- _Written task_:
From the listing below, copy every line with the word "JSON".

(Extracted data entries)
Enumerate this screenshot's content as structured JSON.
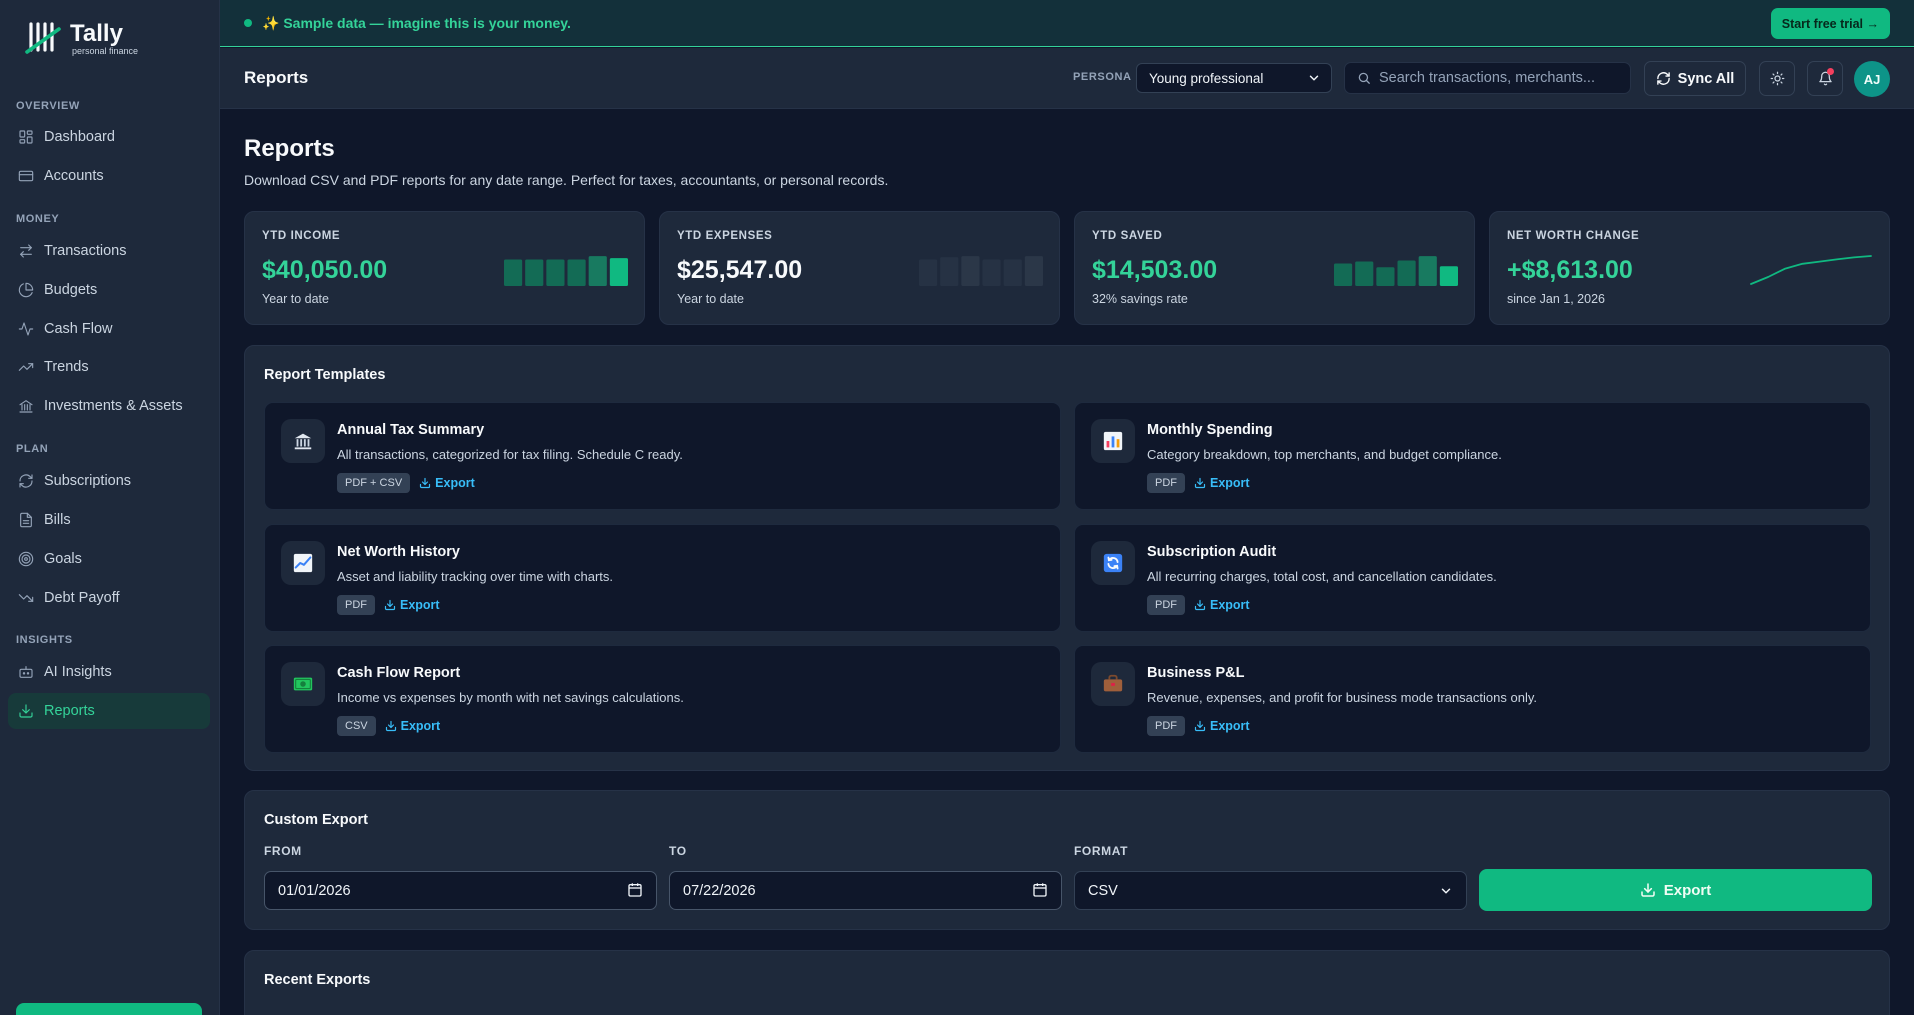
{
  "brand": {
    "name": "Tally",
    "tagline": "personal finance"
  },
  "sidebar": {
    "sections": [
      {
        "label": "OVERVIEW"
      },
      {
        "label": "MONEY"
      },
      {
        "label": "PLAN"
      },
      {
        "label": "INSIGHTS"
      }
    ],
    "items": [
      {
        "label": "Dashboard",
        "icon": "dashboard-icon"
      },
      {
        "label": "Accounts",
        "icon": "credit-card-icon"
      },
      {
        "label": "Transactions",
        "icon": "arrows-swap-icon"
      },
      {
        "label": "Budgets",
        "icon": "pie-chart-icon"
      },
      {
        "label": "Cash Flow",
        "icon": "activity-icon"
      },
      {
        "label": "Trends",
        "icon": "trending-up-icon"
      },
      {
        "label": "Investments & Assets",
        "icon": "bank-icon"
      },
      {
        "label": "Subscriptions",
        "icon": "refresh-icon"
      },
      {
        "label": "Bills",
        "icon": "document-icon"
      },
      {
        "label": "Goals",
        "icon": "target-icon"
      },
      {
        "label": "Debt Payoff",
        "icon": "trending-down-icon"
      },
      {
        "label": "AI Insights",
        "icon": "robot-icon"
      },
      {
        "label": "Reports",
        "icon": "download-icon",
        "active": true
      }
    ]
  },
  "banner": {
    "text": "✨ Sample data — imagine this is your money.",
    "cta": "Start free trial →"
  },
  "header": {
    "title": "Reports",
    "persona_label": "PERSONA",
    "persona_value": "Young professional",
    "search_placeholder": "Search transactions, merchants...",
    "sync_label": "Sync All",
    "avatar_initials": "AJ"
  },
  "page": {
    "title": "Reports",
    "subtitle": "Download CSV and PDF reports for any date range. Perfect for taxes, accountants, or personal records."
  },
  "stats": [
    {
      "label": "YTD INCOME",
      "value": "$40,050.00",
      "note": "Year to date",
      "color": "#34d399",
      "spark": [
        0.78,
        0.78,
        0.78,
        0.78,
        0.88,
        0.82
      ]
    },
    {
      "label": "YTD EXPENSES",
      "value": "$25,547.00",
      "note": "Year to date",
      "color": "#f8fafc",
      "spark": [
        0.78,
        0.85,
        0.88,
        0.78,
        0.78,
        0.88
      ]
    },
    {
      "label": "YTD SAVED",
      "value": "$14,503.00",
      "note": "32% savings rate",
      "color": "#34d399",
      "spark": [
        0.66,
        0.72,
        0.55,
        0.75,
        0.88,
        0.58
      ]
    },
    {
      "label": "NET WORTH CHANGE",
      "value": "+$8,613.00",
      "note": "since Jan 1, 2026",
      "color": "#34d399",
      "spark": [
        0.0,
        0.25,
        0.55,
        0.72,
        0.8,
        0.88,
        0.95,
        1.0
      ]
    }
  ],
  "templates": {
    "title": "Report Templates",
    "export_label": "Export",
    "items": [
      {
        "name": "Annual Tax Summary",
        "desc": "All transactions, categorized for tax filing. Schedule C ready.",
        "badge": "PDF + CSV",
        "icon": "bank-icon"
      },
      {
        "name": "Monthly Spending",
        "desc": "Category breakdown, top merchants, and budget compliance.",
        "badge": "PDF",
        "icon": "bar-chart-icon"
      },
      {
        "name": "Net Worth History",
        "desc": "Asset and liability tracking over time with charts.",
        "badge": "PDF",
        "icon": "line-chart-icon"
      },
      {
        "name": "Subscription Audit",
        "desc": "All recurring charges, total cost, and cancellation candidates.",
        "badge": "PDF",
        "icon": "refresh-icon"
      },
      {
        "name": "Cash Flow Report",
        "desc": "Income vs expenses by month with net savings calculations.",
        "badge": "CSV",
        "icon": "money-icon"
      },
      {
        "name": "Business P&L",
        "desc": "Revenue, expenses, and profit for business mode transactions only.",
        "badge": "PDF",
        "icon": "briefcase-icon"
      }
    ]
  },
  "custom_export": {
    "title": "Custom Export",
    "from_label": "FROM",
    "from_value": "01/01/2026",
    "to_label": "TO",
    "to_value": "07/22/2026",
    "format_label": "FORMAT",
    "format_value": "CSV",
    "button": "Export"
  },
  "recent": {
    "title": "Recent Exports"
  },
  "colors": {
    "accent": "#10b981",
    "link": "#38bdf8",
    "bg": "#0f172a",
    "card": "#1e293b"
  }
}
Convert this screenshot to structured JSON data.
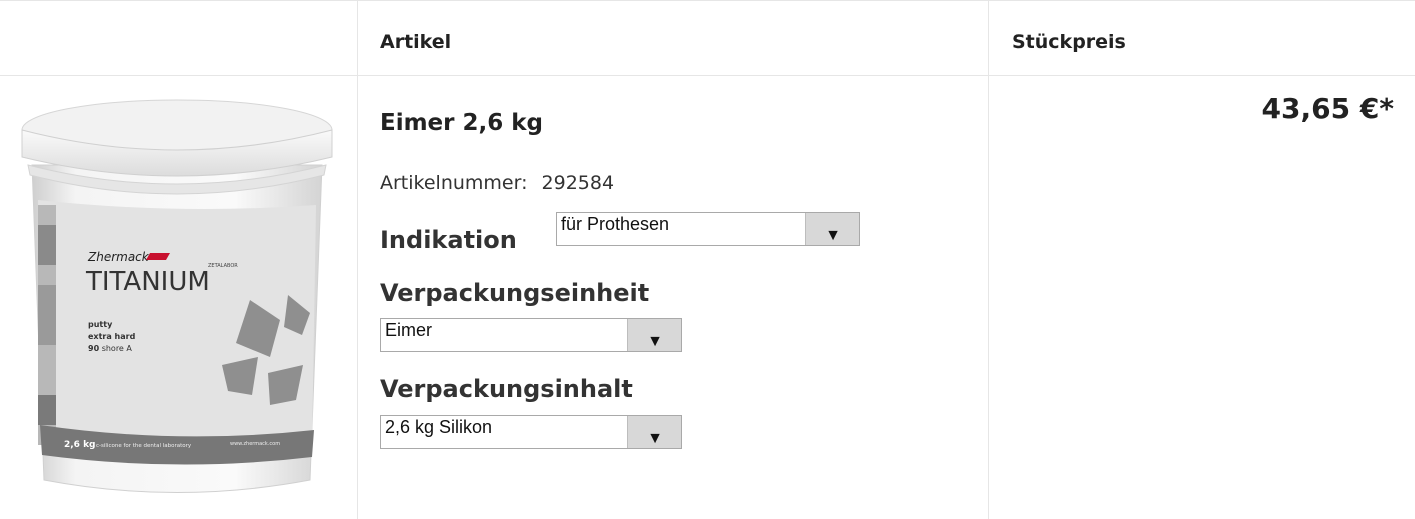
{
  "table": {
    "header_article": "Artikel",
    "header_price": "Stückpreis"
  },
  "product": {
    "title": "Eimer 2,6 kg",
    "artno_label": "Artikelnummer:",
    "artno_value": "292584",
    "price": "43,65 €*",
    "image": {
      "brand": "Zhermack",
      "name": "TITANIUM",
      "subbrand": "ZETALABOR",
      "line1": "putty",
      "line2": "extra hard",
      "line3_bold": "90",
      "line3_rest": "shore A",
      "weight": "2,6 kg",
      "footer": "c-silicone for the dental laboratory",
      "website": "www.zhermack.com"
    }
  },
  "options": {
    "indication": {
      "label": "Indikation",
      "value": "für Prothesen"
    },
    "packing_unit": {
      "label": "Verpackungseinheit",
      "value": "Eimer"
    },
    "packing_content": {
      "label": "Verpackungsinhalt",
      "value": "2,6 kg Silikon"
    }
  },
  "icons": {
    "dropdown": "triangle-down-icon"
  },
  "colors": {
    "border": "#e6e6e6",
    "select_button": "#d8d8d8"
  }
}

- _Task output_:
Enumerate this screenshot's content as structured JSON.
Convert this screenshot to structured JSON data.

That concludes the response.